_Problem requirements_
State the number of lines where "Submittal" appears. Add nothing else.

_Exercise material_
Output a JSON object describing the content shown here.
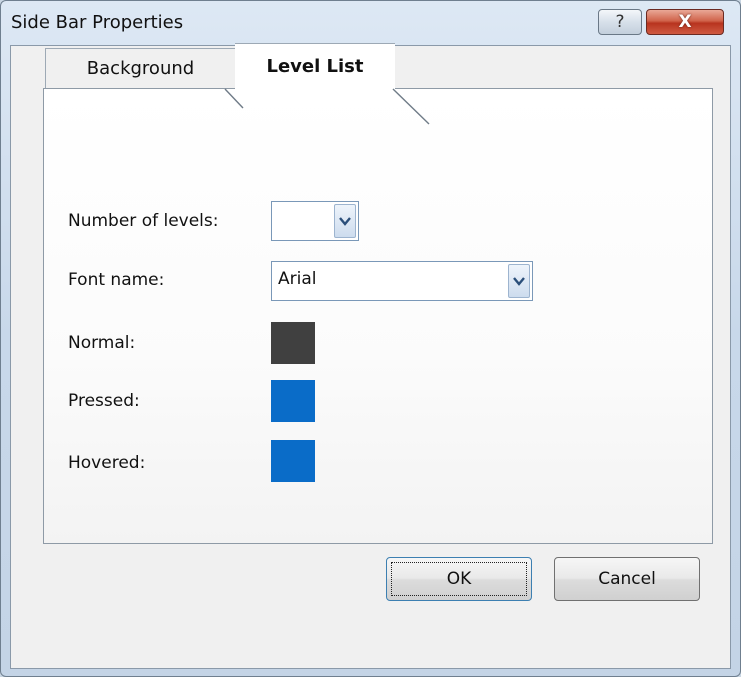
{
  "window": {
    "title": "Side Bar Properties",
    "help_glyph": "?",
    "close_glyph": "X"
  },
  "tabs": [
    {
      "label": "Background",
      "selected": false
    },
    {
      "label": "Level List",
      "selected": true
    }
  ],
  "form": {
    "levels_label": "Number of levels:",
    "levels_value": "",
    "font_label": "Font name:",
    "font_value": "Arial",
    "normal_label": "Normal:",
    "normal_color": "#404040",
    "pressed_label": "Pressed:",
    "pressed_color": "#0a6cc8",
    "hovered_label": "Hovered:",
    "hovered_color": "#0a6cc8"
  },
  "buttons": {
    "ok_label": "OK",
    "cancel_label": "Cancel"
  },
  "icons": {
    "help": "help-icon",
    "close": "close-icon",
    "dropdown": "chevron-down-icon"
  }
}
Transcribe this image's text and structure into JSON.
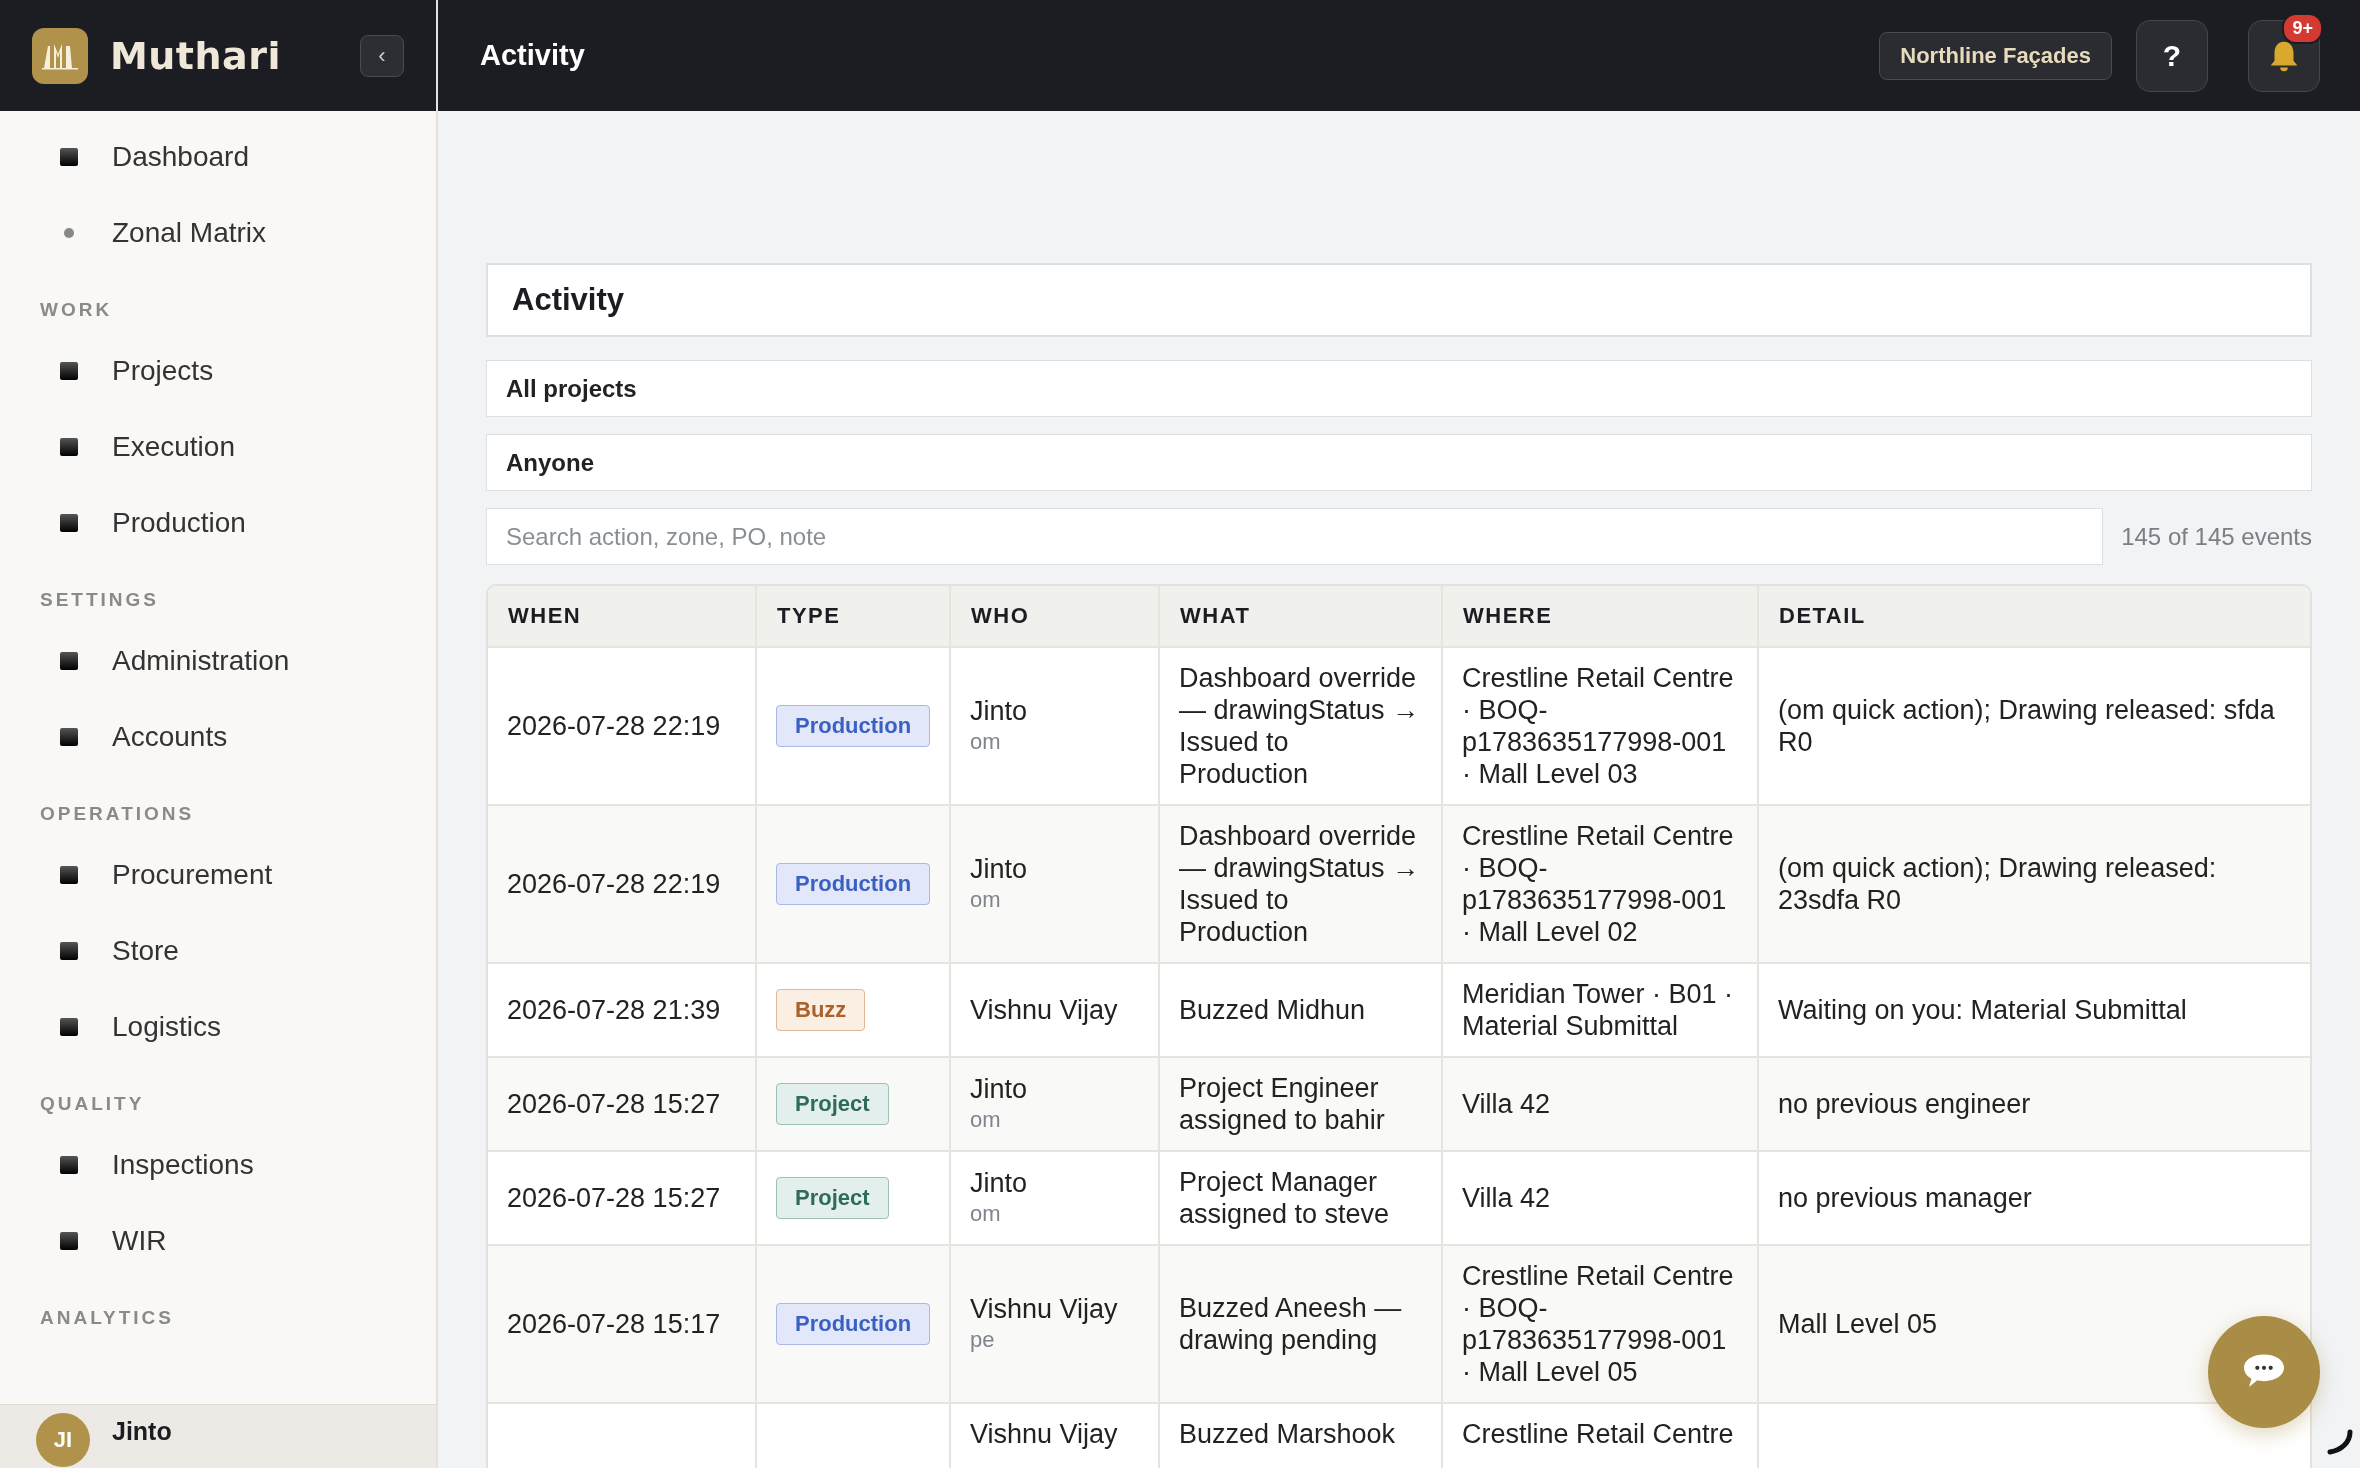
{
  "brand": {
    "name": "Muthari",
    "collapse": "‹"
  },
  "header": {
    "title": "Activity",
    "org": "Northline Façades",
    "help": "?",
    "badge": "9+"
  },
  "sidebar": {
    "groups": [
      {
        "items": [
          {
            "label": "Dashboard",
            "kind": "square"
          },
          {
            "label": "Zonal Matrix",
            "kind": "dot"
          }
        ]
      },
      {
        "label": "WORK",
        "items": [
          {
            "label": "Projects",
            "kind": "square"
          },
          {
            "label": "Execution",
            "kind": "square"
          },
          {
            "label": "Production",
            "kind": "square"
          }
        ]
      },
      {
        "label": "SETTINGS",
        "items": [
          {
            "label": "Administration",
            "kind": "square"
          },
          {
            "label": "Accounts",
            "kind": "square"
          }
        ]
      },
      {
        "label": "OPERATIONS",
        "items": [
          {
            "label": "Procurement",
            "kind": "square"
          },
          {
            "label": "Store",
            "kind": "square"
          },
          {
            "label": "Logistics",
            "kind": "square"
          }
        ]
      },
      {
        "label": "QUALITY",
        "items": [
          {
            "label": "Inspections",
            "kind": "square"
          },
          {
            "label": "WIR",
            "kind": "square"
          }
        ]
      },
      {
        "label": "ANALYTICS"
      }
    ],
    "user": {
      "initials": "JI",
      "name": "Jinto"
    }
  },
  "page": {
    "title": "Activity",
    "project_filter": "All projects",
    "person_filter": "Anyone",
    "search": {
      "placeholder": "Search action, zone, PO, note"
    },
    "count": "145 of 145 events"
  },
  "table": {
    "columns": [
      "WHEN",
      "TYPE",
      "WHO",
      "WHAT",
      "WHERE",
      "DETAIL"
    ],
    "rows": [
      {
        "when": "2026-07-28 22:19",
        "type": "Production",
        "kind": "production",
        "who": "Jinto",
        "role": "om",
        "what": "Dashboard override — drawingStatus → Issued to Production",
        "where": "Crestline Retail Centre · BOQ-p1783635177998-001 · Mall Level 03",
        "detail": "(om quick action); Drawing released: sfda R0"
      },
      {
        "when": "2026-07-28 22:19",
        "type": "Production",
        "kind": "production",
        "who": "Jinto",
        "role": "om",
        "what": "Dashboard override — drawingStatus → Issued to Production",
        "where": "Crestline Retail Centre · BOQ-p1783635177998-001 · Mall Level 02",
        "detail": "(om quick action); Drawing released: 23sdfa R0"
      },
      {
        "when": "2026-07-28 21:39",
        "type": "Buzz",
        "kind": "buzz",
        "who": "Vishnu Vijay",
        "what": "Buzzed Midhun",
        "where": "Meridian Tower · B01 · Material Submittal",
        "detail": "Waiting on you: Material Submittal"
      },
      {
        "when": "2026-07-28 15:27",
        "type": "Project",
        "kind": "project",
        "who": "Jinto",
        "role": "om",
        "what": "Project Engineer assigned to bahir",
        "where": "Villa 42",
        "detail": "no previous engineer"
      },
      {
        "when": "2026-07-28 15:27",
        "type": "Project",
        "kind": "project",
        "who": "Jinto",
        "role": "om",
        "what": "Project Manager assigned to steve",
        "where": "Villa 42",
        "detail": "no previous manager"
      },
      {
        "when": "2026-07-28 15:17",
        "type": "Production",
        "kind": "production",
        "who": "Vishnu Vijay",
        "role": "pe",
        "what": "Buzzed Aneesh — drawing pending",
        "where": "Crestline Retail Centre · BOQ-p1783635177998-001 · Mall Level 05",
        "detail": "Mall Level 05"
      },
      {
        "who": "Vishnu Vijay",
        "what": "Buzzed Marshook",
        "where": "Crestline Retail Centre"
      }
    ]
  }
}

_Expected answer_
2